Pick out every line in the data below that contains the word "centerline" and copy each of those lines in full.

== Dataset entries ==

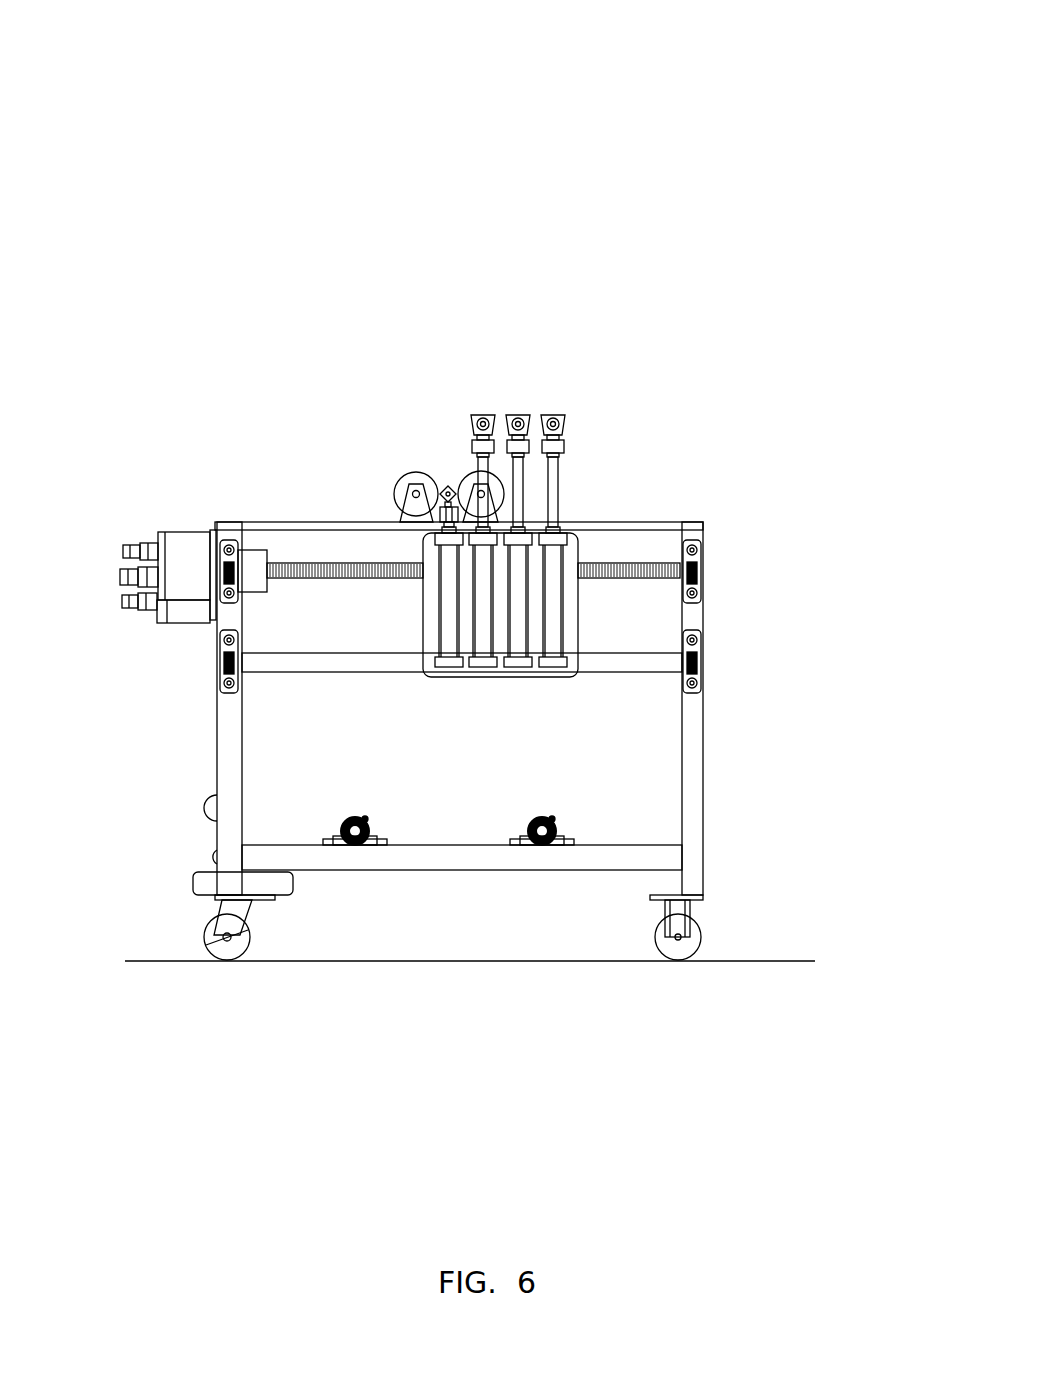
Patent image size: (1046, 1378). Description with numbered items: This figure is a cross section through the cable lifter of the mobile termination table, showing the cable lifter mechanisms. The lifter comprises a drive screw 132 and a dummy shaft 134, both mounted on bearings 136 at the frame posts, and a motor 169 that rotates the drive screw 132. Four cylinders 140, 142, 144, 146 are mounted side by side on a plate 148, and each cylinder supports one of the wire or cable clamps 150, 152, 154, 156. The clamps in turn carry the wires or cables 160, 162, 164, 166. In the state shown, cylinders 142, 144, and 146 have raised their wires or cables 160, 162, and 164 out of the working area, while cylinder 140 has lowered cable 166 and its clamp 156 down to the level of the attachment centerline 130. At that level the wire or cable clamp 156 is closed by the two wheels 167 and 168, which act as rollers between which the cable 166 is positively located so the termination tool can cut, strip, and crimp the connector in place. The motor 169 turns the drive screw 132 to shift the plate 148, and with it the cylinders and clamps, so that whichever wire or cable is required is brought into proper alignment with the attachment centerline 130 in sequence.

The attachment centerline 130 is at (483, 417).
The drive screw 132 is at (312, 563).
The dummy shaft 134 is at (343, 660).
The bearings 136 is at (690, 533).
The cylinder 140 is at (455, 663).
The cylinder 142 is at (483, 663).
The cylinder 144 is at (517, 663).
The cylinder 146 is at (552, 663).
The plate 148 is at (432, 675).
The wire or cable clamp 150 is at (552, 417).
The wire or cable clamp 152 is at (520, 417).
The wire or cable clamp 154 is at (488, 417).
The wire or cable clamp 156 is at (450, 490).
The wire or cable 160 is at (543, 417).
The wire or cable 162 is at (511, 417).
The wire or cable 164 is at (476, 417).
The wire or cable 166 is at (446, 488).
The wheel 167 is at (422, 487).
The wheel 168 is at (495, 483).
The motor 169 is at (257, 553).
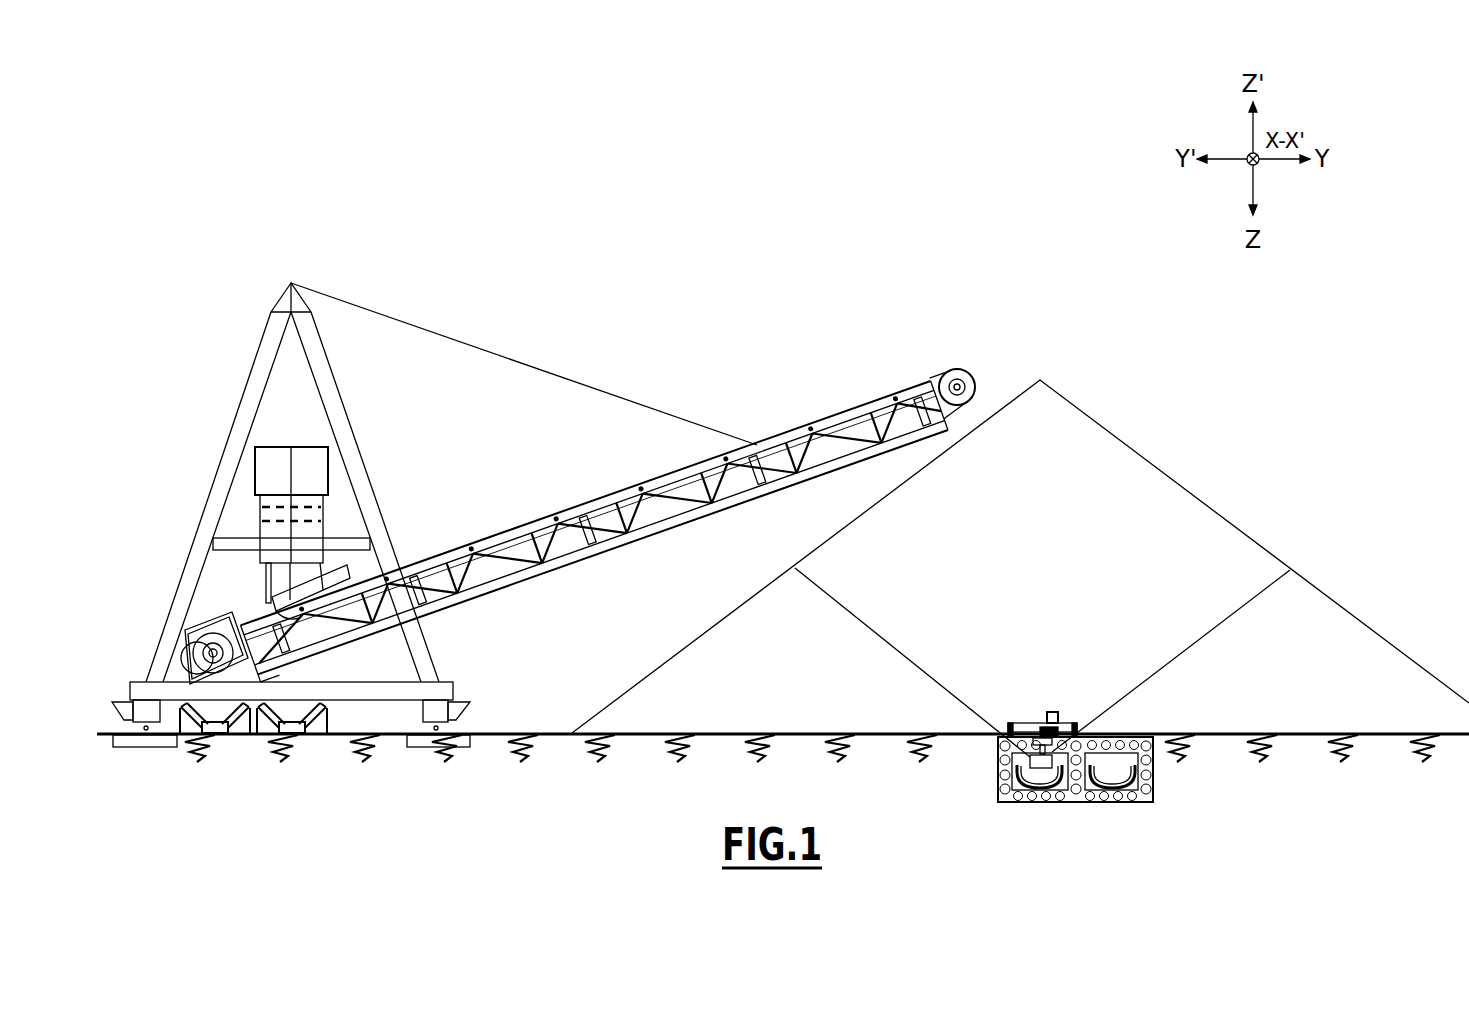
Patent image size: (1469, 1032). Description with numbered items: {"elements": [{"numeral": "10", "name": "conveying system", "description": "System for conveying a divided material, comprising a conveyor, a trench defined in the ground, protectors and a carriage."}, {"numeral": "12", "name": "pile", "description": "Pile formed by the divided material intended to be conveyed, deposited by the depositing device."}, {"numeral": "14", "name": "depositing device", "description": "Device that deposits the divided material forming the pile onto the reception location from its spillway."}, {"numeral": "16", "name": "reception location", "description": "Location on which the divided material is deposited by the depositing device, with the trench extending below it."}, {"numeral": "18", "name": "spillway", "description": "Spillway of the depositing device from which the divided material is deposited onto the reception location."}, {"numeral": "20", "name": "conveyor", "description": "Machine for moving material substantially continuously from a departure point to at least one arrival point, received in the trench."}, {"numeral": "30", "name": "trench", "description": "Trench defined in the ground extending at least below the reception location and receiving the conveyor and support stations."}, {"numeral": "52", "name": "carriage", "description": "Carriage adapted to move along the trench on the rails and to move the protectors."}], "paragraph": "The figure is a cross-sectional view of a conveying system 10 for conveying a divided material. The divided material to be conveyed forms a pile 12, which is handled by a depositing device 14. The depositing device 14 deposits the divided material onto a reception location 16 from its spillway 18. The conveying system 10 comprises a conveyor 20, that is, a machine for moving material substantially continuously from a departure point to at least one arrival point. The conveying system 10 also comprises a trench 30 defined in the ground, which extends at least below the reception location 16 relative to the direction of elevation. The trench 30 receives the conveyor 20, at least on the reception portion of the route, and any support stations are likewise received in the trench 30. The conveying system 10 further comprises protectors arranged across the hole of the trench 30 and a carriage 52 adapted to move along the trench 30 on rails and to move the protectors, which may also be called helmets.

The reclaiming gallery 10 is at (1109, 751).
The stockpile 12 is at (1190, 488).
The stacker 14 is at (586, 485).
The ground 16 is at (968, 740).
The discharge head pulley 18 is at (973, 372).
The reclaiming conveyor 20 is at (1057, 789).
The second conveyor channel 30 is at (1128, 752).
The carriage 52 is at (1072, 711).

===

Full solution.
Patent image size: (1046, 1378). Description with numbered items: This figure is a cross section through the cable lifter of the mobile termination table, showing the cable lifter mechanisms. The lifter comprises a drive screw 132 and a dummy shaft 134, both mounted on bearings 136 at the frame posts, and a motor 169 that rotates the drive screw 132. Four cylinders 140, 142, 144, 146 are mounted side by side on a plate 148, and each cylinder supports one of the wire or cable clamps 150, 152, 154, 156. The clamps in turn carry the wires or cables 160, 162, 164, 166. In the state shown, cylinders 142, 144, and 146 have raised their wires or cables 160, 162, and 164 out of the working area, while cylinder 140 has lowered cable 166 and its clamp 156 down to the level of the attachment centerline 130. At that level the wire or cable clamp 156 is closed by the two wheels 167 and 168, which act as rollers between which the cable 166 is positively located so the termination tool can cut, strip, and crimp the connector in place. The motor 169 turns the drive screw 132 to shift the plate 148, and with it the cylinders and clamps, so that whichever wire or cable is required is brought into proper alignment with the attachment centerline 130 in sequence.
The attachment centerline 130 is at (483, 417).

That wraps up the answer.